WHAT TO WORK ON:
Find the lines of data that contain the string "JSON", then list them.

EXERCISE INPUTS:

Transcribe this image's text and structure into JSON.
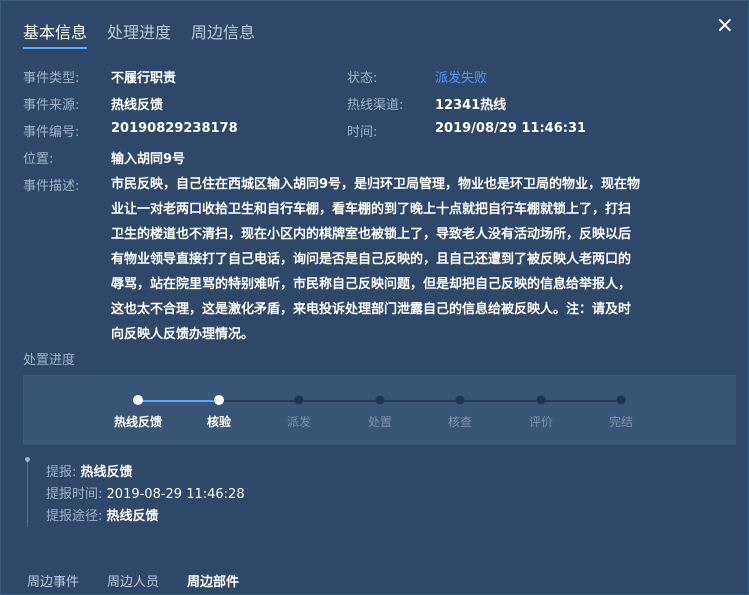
{
  "tabs": [
    "基本信息",
    "处理进度",
    "周边信息"
  ],
  "close_icon": "×",
  "fields": {
    "event_type": {
      "label": "事件类型:",
      "value": "不履行职责"
    },
    "status": {
      "label": "状态:",
      "value": "派发失败"
    },
    "source": {
      "label": "事件来源:",
      "value": "热线反馈"
    },
    "channel": {
      "label": "热线渠道:",
      "value": "12341热线"
    },
    "event_no": {
      "label": "事件编号:",
      "value": "20190829238178"
    },
    "time": {
      "label": "时间:",
      "value": "2019/08/29 11:46:31"
    },
    "location": {
      "label": "位置:",
      "value": "输入胡同9号"
    },
    "description": {
      "label": "事件描述:",
      "value": "市民反映，自己住在西城区输入胡同9号，是归环卫局管理，物业也是环卫局的物业，现在物业让一对老两口收拾卫生和自行车棚，看车棚的到了晚上十点就把自行车棚就锁上了，打扫卫生的楼道也不清扫，现在小区内的棋牌室也被锁上了，导致老人没有活动场所，反映以后有物业领导直接打了自己电话，询问是否是自己反映的，且自己还遭到了被反映人老两口的辱骂，站在院里骂的特别难听，市民称自己反映问题，但是却把自己反映的信息给举报人，这也太不合理，这是激化矛盾，来电投诉处理部门泄露自己的信息给被反映人。注：请及时向反映人反馈办理情况。"
    }
  },
  "progress": {
    "title": "处置进度",
    "steps": [
      "热线反馈",
      "核验",
      "派发",
      "处置",
      "核查",
      "评价",
      "完结"
    ],
    "completed_count": 2
  },
  "timeline": {
    "report": {
      "label": "提报:",
      "value": "热线反馈"
    },
    "report_time": {
      "label": "提报时间:",
      "value": "2019-08-29 11:46:28"
    },
    "report_channel": {
      "label": "提报途径:",
      "value": "热线反馈"
    }
  },
  "bottom_tabs": [
    "周边事件",
    "周边人员",
    "周边部件"
  ],
  "colors": {
    "accent": "#5aa7ff",
    "status_fail": "#4d97ff",
    "panel_bg": "#2f4869"
  }
}
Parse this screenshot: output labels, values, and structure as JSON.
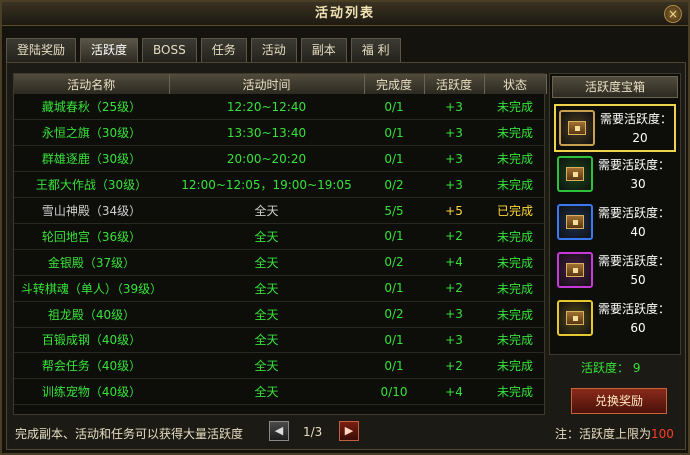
{
  "window": {
    "title": "活动列表",
    "close_label": "×"
  },
  "tabs": [
    {
      "label": "登陆奖励",
      "active": false
    },
    {
      "label": "活跃度",
      "active": true
    },
    {
      "label": "BOSS",
      "active": false
    },
    {
      "label": "任务",
      "active": false
    },
    {
      "label": "活动",
      "active": false
    },
    {
      "label": "副本",
      "active": false
    },
    {
      "label": "福 利",
      "active": false
    }
  ],
  "table": {
    "headers": [
      "活动名称",
      "活动时间",
      "完成度",
      "活跃度",
      "状态"
    ],
    "rows": [
      {
        "name": "藏城春秋（25级）",
        "time": "12:20~12:40",
        "progress": "0/1",
        "activity": "+3",
        "status": "未完成",
        "done": false
      },
      {
        "name": "永恒之旗（30级）",
        "time": "13:30~13:40",
        "progress": "0/1",
        "activity": "+3",
        "status": "未完成",
        "done": false
      },
      {
        "name": "群雄逐鹿（30级）",
        "time": "20:00~20:20",
        "progress": "0/1",
        "activity": "+3",
        "status": "未完成",
        "done": false
      },
      {
        "name": "王都大作战（30级）",
        "time": "12:00~12:05，19:00~19:05",
        "progress": "0/2",
        "activity": "+3",
        "status": "未完成",
        "done": false
      },
      {
        "name": "雪山神殿（34级）",
        "time": "全天",
        "progress": "5/5",
        "activity": "+5",
        "status": "已完成",
        "done": true
      },
      {
        "name": "轮回地宫（36级）",
        "time": "全天",
        "progress": "0/1",
        "activity": "+2",
        "status": "未完成",
        "done": false
      },
      {
        "name": "金银殿（37级）",
        "time": "全天",
        "progress": "0/2",
        "activity": "+4",
        "status": "未完成",
        "done": false
      },
      {
        "name": "斗转棋魂（单人）（39级）",
        "time": "全天",
        "progress": "0/1",
        "activity": "+2",
        "status": "未完成",
        "done": false
      },
      {
        "name": "祖龙殿（40级）",
        "time": "全天",
        "progress": "0/2",
        "activity": "+3",
        "status": "未完成",
        "done": false
      },
      {
        "name": "百锻成钢（40级）",
        "time": "全天",
        "progress": "0/1",
        "activity": "+3",
        "status": "未完成",
        "done": false
      },
      {
        "name": "帮会任务（40级）",
        "time": "全天",
        "progress": "0/1",
        "activity": "+2",
        "status": "未完成",
        "done": false
      },
      {
        "name": "训练宠物（40级）",
        "time": "全天",
        "progress": "0/10",
        "activity": "+4",
        "status": "未完成",
        "done": false
      }
    ]
  },
  "side": {
    "header": "活跃度宝箱",
    "chests": [
      {
        "label": "需要活跃度：",
        "value": "20",
        "border": "#c8a050",
        "selected": true,
        "icon": "chest-bronze-icon"
      },
      {
        "label": "需要活跃度：",
        "value": "30",
        "border": "#2cc23a",
        "selected": false,
        "icon": "chest-green-icon"
      },
      {
        "label": "需要活跃度：",
        "value": "40",
        "border": "#3a7af0",
        "selected": false,
        "icon": "chest-blue-icon"
      },
      {
        "label": "需要活跃度：",
        "value": "50",
        "border": "#c83ad8",
        "selected": false,
        "icon": "chest-purple-icon"
      },
      {
        "label": "需要活跃度：",
        "value": "60",
        "border": "#e8c830",
        "selected": false,
        "icon": "chest-gold-icon"
      }
    ],
    "activity_label": "活跃度：",
    "activity_value": "9",
    "redeem_label": "兑换奖励"
  },
  "footer": {
    "hint": "完成副本、活动和任务可以获得大量活跃度",
    "page": "1/3",
    "prev_label": "◀",
    "next_label": "▶",
    "cap_prefix": "注：活跃度上限为",
    "cap_value": "100"
  }
}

TASK RESPONSE:
Transcribe this image's text and structure into JSON.
Parse this screenshot: output labels, values, and structure as JSON.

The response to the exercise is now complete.